**MATERIAL FOR THIS TASK:**
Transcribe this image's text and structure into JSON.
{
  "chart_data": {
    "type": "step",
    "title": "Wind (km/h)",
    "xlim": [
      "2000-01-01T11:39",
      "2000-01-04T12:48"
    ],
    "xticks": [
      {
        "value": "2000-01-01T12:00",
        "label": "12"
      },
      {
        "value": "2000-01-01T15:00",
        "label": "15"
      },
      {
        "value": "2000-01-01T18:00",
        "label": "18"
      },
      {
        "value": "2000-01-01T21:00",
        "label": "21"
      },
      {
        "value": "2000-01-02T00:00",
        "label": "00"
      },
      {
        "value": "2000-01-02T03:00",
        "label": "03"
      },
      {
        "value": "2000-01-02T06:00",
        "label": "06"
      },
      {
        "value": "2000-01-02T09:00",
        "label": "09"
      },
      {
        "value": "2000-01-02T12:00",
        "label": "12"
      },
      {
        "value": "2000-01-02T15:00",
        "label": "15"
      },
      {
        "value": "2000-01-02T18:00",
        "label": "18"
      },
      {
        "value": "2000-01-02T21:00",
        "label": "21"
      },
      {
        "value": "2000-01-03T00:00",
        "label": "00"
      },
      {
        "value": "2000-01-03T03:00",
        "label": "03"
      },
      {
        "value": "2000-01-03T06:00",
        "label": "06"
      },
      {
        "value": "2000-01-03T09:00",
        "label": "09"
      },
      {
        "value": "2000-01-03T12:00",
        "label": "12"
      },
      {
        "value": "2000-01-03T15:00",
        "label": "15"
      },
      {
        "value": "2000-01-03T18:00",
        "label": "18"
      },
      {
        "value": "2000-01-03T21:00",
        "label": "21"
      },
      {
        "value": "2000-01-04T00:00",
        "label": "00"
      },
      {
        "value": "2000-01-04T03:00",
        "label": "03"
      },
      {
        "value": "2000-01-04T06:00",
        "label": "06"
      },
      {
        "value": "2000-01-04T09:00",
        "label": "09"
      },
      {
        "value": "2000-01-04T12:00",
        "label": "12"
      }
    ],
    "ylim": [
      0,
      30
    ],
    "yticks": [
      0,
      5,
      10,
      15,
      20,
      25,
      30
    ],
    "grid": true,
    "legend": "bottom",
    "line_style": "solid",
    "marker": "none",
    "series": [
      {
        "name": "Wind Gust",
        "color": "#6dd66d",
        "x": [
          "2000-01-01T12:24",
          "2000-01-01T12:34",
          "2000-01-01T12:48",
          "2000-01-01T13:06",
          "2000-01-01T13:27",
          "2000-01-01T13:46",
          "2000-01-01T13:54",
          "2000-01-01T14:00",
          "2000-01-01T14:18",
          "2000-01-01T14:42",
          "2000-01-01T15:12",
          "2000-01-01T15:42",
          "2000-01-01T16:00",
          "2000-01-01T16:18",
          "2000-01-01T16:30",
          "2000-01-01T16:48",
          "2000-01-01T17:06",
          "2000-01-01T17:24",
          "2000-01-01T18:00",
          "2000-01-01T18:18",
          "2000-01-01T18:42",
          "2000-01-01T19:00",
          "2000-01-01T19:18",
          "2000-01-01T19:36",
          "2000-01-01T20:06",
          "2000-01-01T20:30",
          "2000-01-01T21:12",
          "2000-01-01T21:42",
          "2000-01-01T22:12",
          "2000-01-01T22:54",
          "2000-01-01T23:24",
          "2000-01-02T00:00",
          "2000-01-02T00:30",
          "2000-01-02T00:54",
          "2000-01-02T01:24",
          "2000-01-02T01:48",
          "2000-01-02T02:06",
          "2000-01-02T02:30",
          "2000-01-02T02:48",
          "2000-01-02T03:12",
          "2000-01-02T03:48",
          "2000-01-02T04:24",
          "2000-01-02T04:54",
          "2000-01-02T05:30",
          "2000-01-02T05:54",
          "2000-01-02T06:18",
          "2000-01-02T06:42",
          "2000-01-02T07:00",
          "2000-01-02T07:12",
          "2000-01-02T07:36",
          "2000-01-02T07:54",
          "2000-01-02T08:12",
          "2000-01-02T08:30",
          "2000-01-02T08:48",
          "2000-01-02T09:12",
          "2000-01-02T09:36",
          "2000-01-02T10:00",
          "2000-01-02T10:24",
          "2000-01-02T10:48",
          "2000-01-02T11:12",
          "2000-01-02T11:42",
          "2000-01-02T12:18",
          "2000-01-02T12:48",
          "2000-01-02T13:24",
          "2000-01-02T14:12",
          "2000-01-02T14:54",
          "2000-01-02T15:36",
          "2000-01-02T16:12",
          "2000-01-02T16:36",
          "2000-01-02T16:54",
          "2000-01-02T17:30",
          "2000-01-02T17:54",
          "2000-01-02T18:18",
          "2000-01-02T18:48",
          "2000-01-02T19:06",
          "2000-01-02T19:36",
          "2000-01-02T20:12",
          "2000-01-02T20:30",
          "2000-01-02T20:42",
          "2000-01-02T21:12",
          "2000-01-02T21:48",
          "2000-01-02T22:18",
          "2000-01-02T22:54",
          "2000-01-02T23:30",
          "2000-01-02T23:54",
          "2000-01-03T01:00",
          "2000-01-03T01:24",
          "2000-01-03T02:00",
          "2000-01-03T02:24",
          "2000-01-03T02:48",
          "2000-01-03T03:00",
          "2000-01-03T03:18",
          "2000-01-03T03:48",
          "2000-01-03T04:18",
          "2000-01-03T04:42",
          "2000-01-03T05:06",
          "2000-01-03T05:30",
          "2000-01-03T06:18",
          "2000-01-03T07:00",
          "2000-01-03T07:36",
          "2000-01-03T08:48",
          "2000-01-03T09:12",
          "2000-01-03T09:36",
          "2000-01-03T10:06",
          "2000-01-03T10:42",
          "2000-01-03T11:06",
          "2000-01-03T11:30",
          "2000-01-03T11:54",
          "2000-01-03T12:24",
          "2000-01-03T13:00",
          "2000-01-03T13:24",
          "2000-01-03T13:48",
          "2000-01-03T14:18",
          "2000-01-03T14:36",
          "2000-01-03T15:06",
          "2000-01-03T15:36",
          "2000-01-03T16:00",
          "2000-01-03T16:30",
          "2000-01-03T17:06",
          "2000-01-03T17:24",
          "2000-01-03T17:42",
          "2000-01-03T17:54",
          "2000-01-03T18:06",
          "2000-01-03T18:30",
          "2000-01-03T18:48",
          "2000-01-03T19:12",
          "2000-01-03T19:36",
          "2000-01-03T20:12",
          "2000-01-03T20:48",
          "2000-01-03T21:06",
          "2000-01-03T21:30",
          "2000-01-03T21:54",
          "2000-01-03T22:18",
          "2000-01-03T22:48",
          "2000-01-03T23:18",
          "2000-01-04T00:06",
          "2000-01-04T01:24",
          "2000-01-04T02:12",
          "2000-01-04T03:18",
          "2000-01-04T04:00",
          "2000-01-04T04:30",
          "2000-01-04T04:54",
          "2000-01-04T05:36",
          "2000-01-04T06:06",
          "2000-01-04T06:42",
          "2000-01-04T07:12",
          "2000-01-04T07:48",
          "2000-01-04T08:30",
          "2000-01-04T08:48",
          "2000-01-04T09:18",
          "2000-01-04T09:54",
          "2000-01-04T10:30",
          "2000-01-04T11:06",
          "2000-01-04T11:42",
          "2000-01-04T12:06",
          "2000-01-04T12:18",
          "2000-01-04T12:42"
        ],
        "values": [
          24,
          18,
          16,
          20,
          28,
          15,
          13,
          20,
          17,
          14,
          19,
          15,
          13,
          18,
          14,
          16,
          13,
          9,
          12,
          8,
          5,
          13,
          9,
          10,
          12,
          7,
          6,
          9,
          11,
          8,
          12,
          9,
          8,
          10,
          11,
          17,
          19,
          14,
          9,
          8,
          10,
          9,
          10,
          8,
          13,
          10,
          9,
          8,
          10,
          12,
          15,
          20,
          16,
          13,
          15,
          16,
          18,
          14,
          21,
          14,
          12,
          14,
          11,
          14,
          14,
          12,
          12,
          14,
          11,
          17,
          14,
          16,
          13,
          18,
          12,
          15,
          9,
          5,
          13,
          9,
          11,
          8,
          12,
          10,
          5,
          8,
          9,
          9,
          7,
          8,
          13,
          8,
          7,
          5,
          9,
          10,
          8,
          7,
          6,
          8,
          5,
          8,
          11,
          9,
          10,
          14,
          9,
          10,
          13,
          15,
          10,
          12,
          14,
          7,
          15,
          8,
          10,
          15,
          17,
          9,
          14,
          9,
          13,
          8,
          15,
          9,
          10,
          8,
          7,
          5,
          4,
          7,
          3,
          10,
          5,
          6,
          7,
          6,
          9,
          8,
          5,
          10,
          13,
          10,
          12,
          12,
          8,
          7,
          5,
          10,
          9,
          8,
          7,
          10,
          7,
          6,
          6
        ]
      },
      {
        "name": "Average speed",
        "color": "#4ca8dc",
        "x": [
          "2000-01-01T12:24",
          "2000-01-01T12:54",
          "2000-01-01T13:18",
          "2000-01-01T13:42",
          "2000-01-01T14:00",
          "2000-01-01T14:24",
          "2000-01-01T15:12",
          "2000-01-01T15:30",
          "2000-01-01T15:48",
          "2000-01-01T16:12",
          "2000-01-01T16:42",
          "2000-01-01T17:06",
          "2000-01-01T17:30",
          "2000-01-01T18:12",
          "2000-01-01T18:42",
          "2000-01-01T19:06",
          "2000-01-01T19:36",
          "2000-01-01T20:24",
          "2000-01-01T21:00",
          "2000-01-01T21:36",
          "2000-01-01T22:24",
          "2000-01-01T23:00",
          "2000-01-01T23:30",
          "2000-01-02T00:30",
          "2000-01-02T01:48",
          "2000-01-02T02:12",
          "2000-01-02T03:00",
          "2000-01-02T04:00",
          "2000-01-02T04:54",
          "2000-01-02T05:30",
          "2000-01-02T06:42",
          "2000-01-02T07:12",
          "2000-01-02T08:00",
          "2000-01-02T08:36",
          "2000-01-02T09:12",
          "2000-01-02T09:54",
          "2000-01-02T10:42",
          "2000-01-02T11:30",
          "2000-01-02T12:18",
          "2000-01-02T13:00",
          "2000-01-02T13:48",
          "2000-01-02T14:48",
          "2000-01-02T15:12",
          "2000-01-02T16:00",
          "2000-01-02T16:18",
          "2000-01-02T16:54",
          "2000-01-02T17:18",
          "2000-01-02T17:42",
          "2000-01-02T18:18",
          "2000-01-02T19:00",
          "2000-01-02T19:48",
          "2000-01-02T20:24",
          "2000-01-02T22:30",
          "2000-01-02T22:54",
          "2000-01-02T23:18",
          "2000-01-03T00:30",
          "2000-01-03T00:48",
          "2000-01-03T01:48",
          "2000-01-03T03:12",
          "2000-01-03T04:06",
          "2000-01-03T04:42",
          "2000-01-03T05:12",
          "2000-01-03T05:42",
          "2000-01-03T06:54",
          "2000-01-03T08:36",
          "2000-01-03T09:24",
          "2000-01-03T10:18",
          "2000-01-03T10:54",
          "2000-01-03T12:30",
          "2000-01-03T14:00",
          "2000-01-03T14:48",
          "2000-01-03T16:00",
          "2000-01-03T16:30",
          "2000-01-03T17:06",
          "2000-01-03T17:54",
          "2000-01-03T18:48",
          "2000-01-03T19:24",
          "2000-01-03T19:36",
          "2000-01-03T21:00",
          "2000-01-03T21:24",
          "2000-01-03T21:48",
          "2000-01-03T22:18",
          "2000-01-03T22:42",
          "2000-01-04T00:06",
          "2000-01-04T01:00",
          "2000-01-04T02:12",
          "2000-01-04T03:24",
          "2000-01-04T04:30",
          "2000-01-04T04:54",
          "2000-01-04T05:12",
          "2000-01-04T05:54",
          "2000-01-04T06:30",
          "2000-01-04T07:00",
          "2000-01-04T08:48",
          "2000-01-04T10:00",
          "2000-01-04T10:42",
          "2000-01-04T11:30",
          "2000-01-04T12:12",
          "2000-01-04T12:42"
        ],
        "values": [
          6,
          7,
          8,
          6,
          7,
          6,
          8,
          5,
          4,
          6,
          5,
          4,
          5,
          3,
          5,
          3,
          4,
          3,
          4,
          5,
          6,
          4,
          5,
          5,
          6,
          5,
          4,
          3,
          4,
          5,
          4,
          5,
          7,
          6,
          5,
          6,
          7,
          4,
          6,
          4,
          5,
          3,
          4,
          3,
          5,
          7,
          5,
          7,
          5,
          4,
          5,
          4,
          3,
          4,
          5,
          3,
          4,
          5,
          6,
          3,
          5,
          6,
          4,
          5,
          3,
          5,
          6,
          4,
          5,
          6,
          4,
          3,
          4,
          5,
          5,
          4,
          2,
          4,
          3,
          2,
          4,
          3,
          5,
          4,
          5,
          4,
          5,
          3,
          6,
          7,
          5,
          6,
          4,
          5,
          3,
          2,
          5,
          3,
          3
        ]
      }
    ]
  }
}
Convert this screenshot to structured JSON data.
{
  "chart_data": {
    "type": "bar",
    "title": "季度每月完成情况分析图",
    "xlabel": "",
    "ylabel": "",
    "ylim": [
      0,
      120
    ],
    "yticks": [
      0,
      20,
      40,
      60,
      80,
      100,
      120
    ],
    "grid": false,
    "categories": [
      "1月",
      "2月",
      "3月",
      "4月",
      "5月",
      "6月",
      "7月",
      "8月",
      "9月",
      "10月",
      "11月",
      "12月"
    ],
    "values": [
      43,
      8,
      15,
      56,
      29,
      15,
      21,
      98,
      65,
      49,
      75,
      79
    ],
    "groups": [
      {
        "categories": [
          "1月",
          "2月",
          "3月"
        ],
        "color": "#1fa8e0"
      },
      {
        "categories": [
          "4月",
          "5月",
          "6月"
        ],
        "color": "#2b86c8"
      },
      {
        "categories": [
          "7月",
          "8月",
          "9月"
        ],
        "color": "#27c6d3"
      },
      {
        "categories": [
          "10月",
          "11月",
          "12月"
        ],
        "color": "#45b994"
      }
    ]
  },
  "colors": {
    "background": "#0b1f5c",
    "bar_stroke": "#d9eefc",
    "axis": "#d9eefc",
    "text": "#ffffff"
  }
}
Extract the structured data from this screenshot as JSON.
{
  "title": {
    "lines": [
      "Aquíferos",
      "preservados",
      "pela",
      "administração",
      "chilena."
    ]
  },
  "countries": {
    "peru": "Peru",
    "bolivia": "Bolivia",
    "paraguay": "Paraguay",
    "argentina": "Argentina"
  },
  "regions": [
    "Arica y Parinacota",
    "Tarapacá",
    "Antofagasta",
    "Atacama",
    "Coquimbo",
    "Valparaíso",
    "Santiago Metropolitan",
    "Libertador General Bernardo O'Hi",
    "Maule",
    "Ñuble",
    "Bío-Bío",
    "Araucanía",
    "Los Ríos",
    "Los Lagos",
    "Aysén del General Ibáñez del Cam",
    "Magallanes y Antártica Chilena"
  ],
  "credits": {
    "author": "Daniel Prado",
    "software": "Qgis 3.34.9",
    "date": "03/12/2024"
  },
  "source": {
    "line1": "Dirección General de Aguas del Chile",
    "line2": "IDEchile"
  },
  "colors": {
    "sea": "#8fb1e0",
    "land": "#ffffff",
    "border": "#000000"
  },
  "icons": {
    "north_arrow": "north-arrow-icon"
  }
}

**WHAT THE TASK REQUIRES:**
Reproduce only the lines running from the one that contains "Extract the structured" to the last line of the records.

**EXERCISE OUTPUT:**
Extract the structured data from this screenshot as JSON.
{
  "title": {
    "lines": [
      "Aquíferos",
      "preservados",
      "pela",
      "administração",
      "chilena."
    ]
  },
  "countries": {
    "peru": "Peru",
    "bolivia": "Bolivia",
    "paraguay": "Paraguay",
    "argentina": "Argentina"
  },
  "regions": [
    "Arica y Parinacota",
    "Tarapacá",
    "Antofagasta",
    "Atacama",
    "Coquimbo",
    "Valparaíso",
    "Santiago Metropolitan",
    "Libertador General Bernardo O'Hi",
    "Maule",
    "Ñuble",
    "Bío-Bío",
    "Araucanía",
    "Los Ríos",
    "Los Lagos",
    "Aysén del General Ibáñez del Cam",
    "Magallanes y Antártica Chilena"
  ],
  "credits": {
    "author": "Daniel Prado",
    "software": "Qgis 3.34.9",
    "date": "03/12/2024"
  },
  "source": {
    "line1": "Dirección General de Aguas del Chile",
    "line2": "IDEchile"
  },
  "colors": {
    "sea": "#8fb1e0",
    "land": "#ffffff",
    "border": "#000000"
  },
  "icons": {
    "north_arrow": "north-arrow-icon"
  }
}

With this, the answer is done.